┌─ Data for this exercise

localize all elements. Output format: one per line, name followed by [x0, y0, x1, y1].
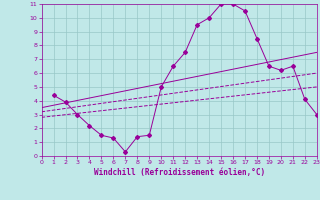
X-axis label: Windchill (Refroidissement éolien,°C): Windchill (Refroidissement éolien,°C) — [94, 168, 265, 177]
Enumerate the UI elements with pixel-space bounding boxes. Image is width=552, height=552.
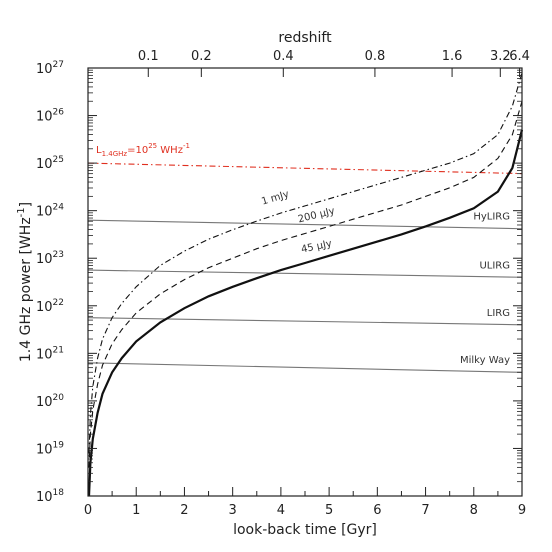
y-axis-title-close: ]: [18, 202, 34, 207]
y-tick-label: 1025: [36, 155, 64, 172]
threshold-line-label: L1.4GHz=1025 WHz-1: [96, 142, 190, 158]
y-tick-base: 10: [36, 157, 53, 172]
labels-layer: HyLIRG ULIRG LIRG Milky Way L1.4GHz=1025 WHz…: [96, 142, 510, 366]
plot-frame: [87, 67, 523, 497]
y-tick-base: 10: [36, 300, 53, 315]
top-tick-label: 0.8: [365, 49, 386, 64]
threshold-label-part: 25: [148, 142, 157, 150]
reference-line-label: ULIRG: [479, 260, 510, 271]
top-tick-label: 0.2: [191, 49, 212, 64]
y-tick-exponent: 21: [53, 345, 64, 355]
y-tick-label: 1024: [36, 203, 64, 220]
x-tick-label: 1: [132, 503, 140, 518]
series-line: [87, 129, 524, 497]
y-tick-exponent: 27: [53, 60, 64, 70]
top-tick-label: 1.6: [442, 49, 463, 64]
threshold-label-part: -1: [183, 142, 190, 150]
top-tick-label: 0.4: [273, 49, 294, 64]
y-tick-exponent: 26: [53, 108, 65, 118]
y-axis-title-exp: -1: [16, 207, 27, 217]
y-tick-exponent: 18: [53, 488, 65, 498]
reference-line-label: Milky Way: [460, 355, 510, 366]
series-layer: [87, 72, 524, 497]
y-tick-base: 10: [36, 252, 53, 267]
threshold-label-part: =10: [127, 145, 148, 156]
reference-line: [87, 362, 523, 373]
series-label: 1 mJy: [260, 189, 290, 208]
y-tick-label: 1027: [36, 60, 64, 77]
x-tick-label: 7: [421, 503, 429, 518]
series-label: 45 μJy: [300, 238, 333, 255]
y-tick-base: 10: [36, 395, 53, 410]
y-tick-base: 10: [36, 205, 53, 220]
x-axis-title: look-back time [Gyr]: [233, 522, 377, 538]
reference-lines-layer: [87, 162, 523, 373]
y-tick-exponent: 23: [53, 250, 64, 260]
top-axis-title: redshift: [278, 30, 332, 46]
y-tick-label: 1026: [36, 108, 64, 125]
x-tick-label: 8: [470, 503, 478, 518]
axes-layer: 0 1 2 3 4 5 6 7 8 90.1 0.2 0.4 0.8 1.6 3.26.4101810191…: [36, 49, 530, 518]
y-tick-base: 10: [36, 490, 53, 505]
series-line: [88, 101, 523, 468]
y-tick-exponent: 25: [53, 155, 64, 165]
x-tick-label: 5: [325, 503, 333, 518]
threshold-label-part: WHz: [157, 145, 183, 156]
series-label: 200 μJy: [297, 206, 336, 226]
y-tick-label: 1023: [36, 250, 64, 267]
reference-line: [87, 219, 523, 230]
threshold-label-part: 1.4GHz: [102, 150, 128, 158]
reference-line: [87, 317, 523, 326]
reference-line-label: LIRG: [487, 308, 510, 319]
x-tick-label: 2: [180, 503, 188, 518]
top-tick-label: 0.1: [138, 49, 159, 64]
y-tick-base: 10: [36, 442, 53, 457]
x-tick-label: 6: [373, 503, 381, 518]
y-axis-title: 1.4 GHz power [WHz-1]: [16, 202, 34, 362]
y-tick-base: 10: [36, 347, 53, 362]
x-tick-label: 9: [518, 503, 526, 518]
y-tick-label: 1022: [36, 298, 64, 315]
threshold-line: [87, 162, 523, 175]
y-axis-title-main: 1.4 GHz power [WHz: [18, 217, 34, 362]
y-tick-label: 1019: [36, 440, 64, 457]
y-tick-base: 10: [36, 62, 53, 77]
y-tick-label: 1018: [36, 488, 64, 505]
y-tick-exponent: 22: [53, 298, 64, 308]
x-tick-label: 0: [84, 503, 92, 518]
y-tick-exponent: 24: [53, 203, 65, 213]
y-tick-base: 10: [36, 110, 53, 125]
reference-line-label: HyLIRG: [473, 212, 510, 223]
series-line: [88, 72, 523, 454]
reference-line: [87, 269, 523, 278]
top-tick-label: 6.4: [509, 49, 530, 64]
y-tick-label: 1020: [36, 393, 64, 410]
y-tick-exponent: 20: [53, 393, 65, 403]
y-tick-exponent: 19: [53, 440, 65, 450]
x-tick-label: 4: [277, 503, 285, 518]
y-tick-label: 1021: [36, 345, 64, 362]
top-tick-label: 3.2: [490, 49, 511, 64]
x-tick-label: 3: [229, 503, 237, 518]
threshold-label-part: L: [96, 145, 102, 156]
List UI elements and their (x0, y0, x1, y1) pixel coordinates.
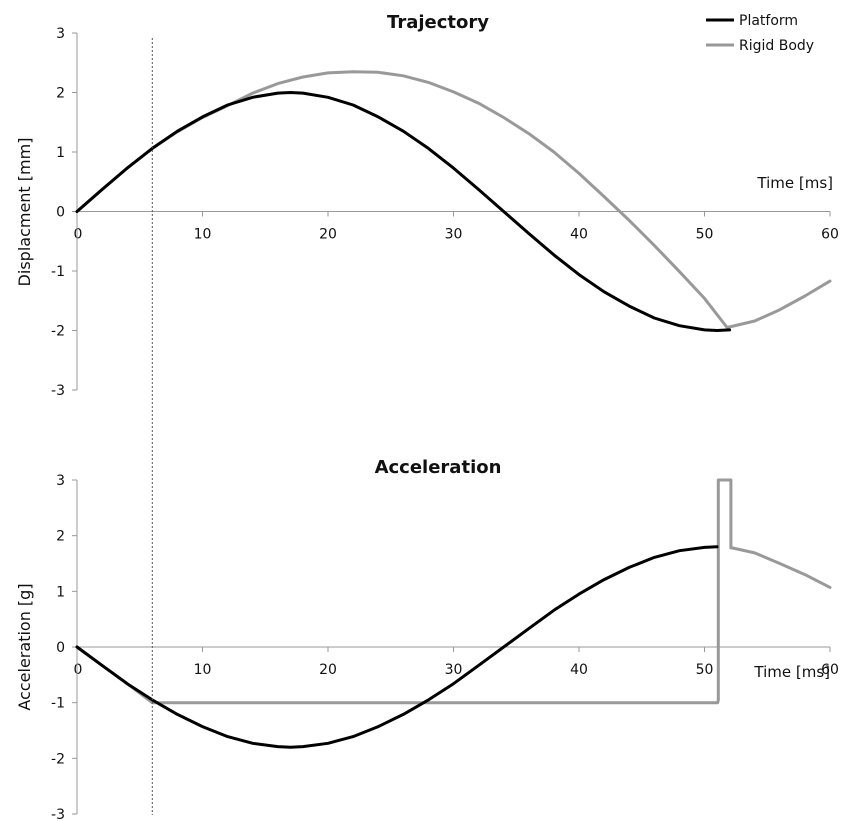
series-line-platform (75, 545, 719, 749)
x-axis-label: Time [ms] (756, 174, 833, 192)
x-tick-label: 20 (319, 227, 337, 243)
y-tick-label: -2 (51, 751, 65, 767)
x-tick-label: 0 (74, 662, 83, 678)
trajectory-panel: Trajectory Displacment [mm] Time [ms] 3 2… (15, 12, 839, 399)
x-tick-label: 60 (821, 227, 839, 243)
legend-label-rigid-body: Rigid Body (739, 38, 814, 54)
x-tick-label: 40 (570, 662, 588, 678)
y-tick-label: -1 (51, 696, 65, 712)
acceleration-panel: Acceleration Acceleration [g] Time [ms] … (15, 457, 839, 821)
y-axis-label: Acceleration [g] (15, 583, 34, 710)
x-tick-label: 30 (445, 227, 463, 243)
chart-title: Trajectory (387, 12, 489, 33)
legend-label-platform: Platform (739, 13, 798, 29)
x-tick-label: 10 (194, 227, 212, 243)
x-tick-label: 40 (570, 227, 588, 243)
x-tick-label: 30 (445, 662, 463, 678)
series-line-platform (75, 91, 732, 332)
series-lines (75, 70, 832, 332)
x-tick-label: 50 (696, 662, 714, 678)
y-tick-label: 1 (56, 584, 65, 600)
y-tick-label: 3 (56, 473, 65, 489)
y-tick-label: 2 (56, 86, 65, 102)
chart-title: Acceleration (375, 457, 502, 478)
x-axis-label: Time [ms] (753, 663, 830, 681)
y-tick-label: 3 (56, 26, 65, 42)
x-tick-label: 10 (194, 662, 212, 678)
series-lines (75, 478, 832, 749)
y-axis-label: Displacment [mm] (15, 138, 34, 287)
y-tick-label: 0 (56, 640, 65, 656)
y-tick-label: -3 (51, 383, 65, 399)
axes (72, 32, 831, 391)
series-line-rigid-body (75, 70, 832, 329)
y-tick-label: 0 (56, 205, 65, 221)
x-tick-label: 50 (696, 227, 714, 243)
legend: Platform Rigid Body (706, 13, 814, 54)
y-tick-label: -1 (51, 264, 65, 280)
y-tick-label: 2 (56, 529, 65, 545)
x-tick-label: 0 (74, 227, 83, 243)
y-tick-label: -2 (51, 324, 65, 340)
x-tick-label: 60 (821, 662, 839, 678)
y-tick-label: 1 (56, 145, 65, 161)
axes (72, 479, 831, 815)
y-tick-label: -3 (51, 807, 65, 821)
x-tick-label: 20 (319, 662, 337, 678)
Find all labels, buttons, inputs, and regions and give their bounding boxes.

└─

> [Task description] Repeat all of the lines above word for word, leaving out the pictures.

> [Solution for this task]
localize all elements. Output format: one per line, name followed by [x0, y0, x1, y1].
X-axis label: Windchill (Refroidissement éolien,°C): Windchill (Refroidissement éolien,°C) — [94, 168, 265, 177]
Enumerate the UI elements with pixel-space bounding boxes. Image is width=552, height=552.
y-axis-title-close: ]: [18, 202, 34, 207]
y-tick-label: 1025: [36, 155, 64, 172]
threshold-line-label: L1.4GHz=1025 WHz-1: [96, 142, 190, 158]
y-tick-base: 10: [36, 157, 53, 172]
labels-layer: HyLIRG ULIRG LIRG Milky Way L1.4GHz=1025 WHz…: [96, 142, 510, 366]
plot-frame: [87, 67, 523, 497]
y-tick-base: 10: [36, 300, 53, 315]
top-tick-label: 0.8: [365, 49, 386, 64]
threshold-label-part: 25: [148, 142, 157, 150]
reference-line-label: ULIRG: [479, 260, 510, 271]
top-tick-label: 0.2: [191, 49, 212, 64]
y-tick-exponent: 21: [53, 345, 64, 355]
y-tick-label: 1024: [36, 203, 64, 220]
x-tick-label: 1: [132, 503, 140, 518]
series-line: [87, 129, 524, 497]
y-tick-exponent: 27: [53, 60, 64, 70]
top-tick-label: 1.6: [442, 49, 463, 64]
threshold-label-part: -1: [183, 142, 190, 150]
top-tick-label: 0.4: [273, 49, 294, 64]
y-tick-exponent: 26: [53, 108, 65, 118]
y-axis-title-exp: -1: [16, 207, 27, 217]
y-tick-exponent: 18: [53, 488, 65, 498]
reference-line-label: Milky Way: [460, 355, 510, 366]
series-layer: [87, 72, 524, 497]
y-tick-base: 10: [36, 252, 53, 267]
threshold-label-part: =10: [127, 145, 148, 156]
reference-line: [87, 362, 523, 373]
series-label: 1 mJy: [260, 189, 290, 208]
y-tick-label: 1027: [36, 60, 64, 77]
x-tick-label: 7: [421, 503, 429, 518]
series-label: 45 μJy: [300, 238, 333, 255]
y-tick-base: 10: [36, 395, 53, 410]
y-tick-base: 10: [36, 205, 53, 220]
x-axis-title: look-back time [Gyr]: [233, 522, 377, 538]
reference-lines-layer: [87, 162, 523, 373]
y-tick-exponent: 23: [53, 250, 64, 260]
top-axis-title: redshift: [278, 30, 332, 46]
y-tick-label: 1026: [36, 108, 64, 125]
x-tick-label: 8: [470, 503, 478, 518]
axes-layer: 0 1 2 3 4 5 6 7 8 90.1 0.2 0.4 0.8 1.6 3.26.4101810191…: [36, 49, 530, 518]
y-tick-base: 10: [36, 490, 53, 505]
series-line: [88, 101, 523, 468]
y-tick-exponent: 25: [53, 155, 64, 165]
x-tick-label: 5: [325, 503, 333, 518]
threshold-label-part: WHz: [157, 145, 183, 156]
series-label: 200 μJy: [297, 206, 336, 226]
y-tick-label: 1023: [36, 250, 64, 267]
reference-line: [87, 219, 523, 230]
threshold-label-part: 1.4GHz: [102, 150, 128, 158]
reference-line: [87, 317, 523, 326]
reference-line-label: LIRG: [487, 308, 510, 319]
x-tick-label: 2: [180, 503, 188, 518]
top-tick-label: 0.1: [138, 49, 159, 64]
y-tick-base: 10: [36, 442, 53, 457]
x-tick-label: 6: [373, 503, 381, 518]
y-axis-title: 1.4 GHz power [WHz-1]: [16, 202, 34, 362]
y-tick-base: 10: [36, 347, 53, 362]
x-tick-label: 9: [518, 503, 526, 518]
y-tick-label: 1022: [36, 298, 64, 315]
threshold-line: [87, 162, 523, 175]
y-axis-title-main: 1.4 GHz power [WHz: [18, 217, 34, 362]
y-tick-label: 1019: [36, 440, 64, 457]
y-tick-base: 10: [36, 62, 53, 77]
y-tick-label: 1018: [36, 488, 64, 505]
y-tick-exponent: 22: [53, 298, 64, 308]
x-tick-label: 0: [84, 503, 92, 518]
y-tick-exponent: 24: [53, 203, 65, 213]
y-tick-base: 10: [36, 110, 53, 125]
reference-line-label: HyLIRG: [473, 212, 510, 223]
series-line: [88, 72, 523, 454]
reference-line: [87, 269, 523, 278]
top-tick-label: 6.4: [509, 49, 530, 64]
y-tick-label: 1020: [36, 393, 64, 410]
y-tick-exponent: 20: [53, 393, 65, 403]
y-tick-exponent: 19: [53, 440, 65, 450]
x-tick-label: 4: [277, 503, 285, 518]
y-tick-label: 1021: [36, 345, 64, 362]
top-tick-label: 3.2: [490, 49, 511, 64]
x-tick-label: 3: [229, 503, 237, 518]
threshold-label-part: L: [96, 145, 102, 156]
List UI elements and their (x0, y0, x1, y1) pixel coordinates.
series-line-platform (75, 545, 719, 749)
x-axis-label: Time [ms] (756, 174, 833, 192)
x-tick-label: 20 (319, 227, 337, 243)
y-tick-label: -2 (51, 751, 65, 767)
x-tick-label: 0 (74, 662, 83, 678)
trajectory-panel: Trajectory Displacment [mm] Time [ms] 3 2… (15, 12, 839, 399)
x-tick-label: 60 (821, 227, 839, 243)
legend-label-rigid-body: Rigid Body (739, 38, 814, 54)
x-tick-label: 40 (570, 662, 588, 678)
y-tick-label: -1 (51, 696, 65, 712)
acceleration-panel: Acceleration Acceleration [g] Time [ms] … (15, 457, 839, 821)
y-axis-label: Acceleration [g] (15, 583, 34, 710)
x-tick-label: 30 (445, 227, 463, 243)
chart-title: Trajectory (387, 12, 489, 33)
legend-label-platform: Platform (739, 13, 798, 29)
x-tick-label: 10 (194, 227, 212, 243)
x-tick-label: 40 (570, 227, 588, 243)
x-tick-label: 30 (445, 662, 463, 678)
series-line-platform (75, 91, 732, 332)
series-lines (75, 70, 832, 332)
x-tick-label: 50 (696, 662, 714, 678)
y-tick-label: 1 (56, 584, 65, 600)
y-tick-label: 3 (56, 473, 65, 489)
y-tick-label: 2 (56, 86, 65, 102)
chart-title: Acceleration (375, 457, 502, 478)
x-axis-label: Time [ms] (753, 663, 830, 681)
y-tick-label: 3 (56, 26, 65, 42)
x-tick-label: 10 (194, 662, 212, 678)
series-lines (75, 478, 832, 749)
y-axis-label: Displacment [mm] (15, 138, 34, 287)
y-tick-label: 0 (56, 640, 65, 656)
y-tick-label: -3 (51, 383, 65, 399)
axes (72, 32, 831, 391)
series-line-rigid-body (75, 70, 832, 329)
y-tick-label: 0 (56, 205, 65, 221)
x-tick-label: 50 (696, 227, 714, 243)
legend: Platform Rigid Body (706, 13, 814, 54)
y-tick-label: -1 (51, 264, 65, 280)
y-tick-label: 2 (56, 529, 65, 545)
x-tick-label: 0 (74, 227, 83, 243)
y-tick-label: -2 (51, 324, 65, 340)
x-tick-label: 60 (821, 662, 839, 678)
y-tick-label: 1 (56, 145, 65, 161)
axes (72, 479, 831, 815)
y-tick-label: -3 (51, 807, 65, 821)
x-tick-label: 20 (319, 662, 337, 678)
Find all labels, buttons, inputs, and regions and give their bounding boxes.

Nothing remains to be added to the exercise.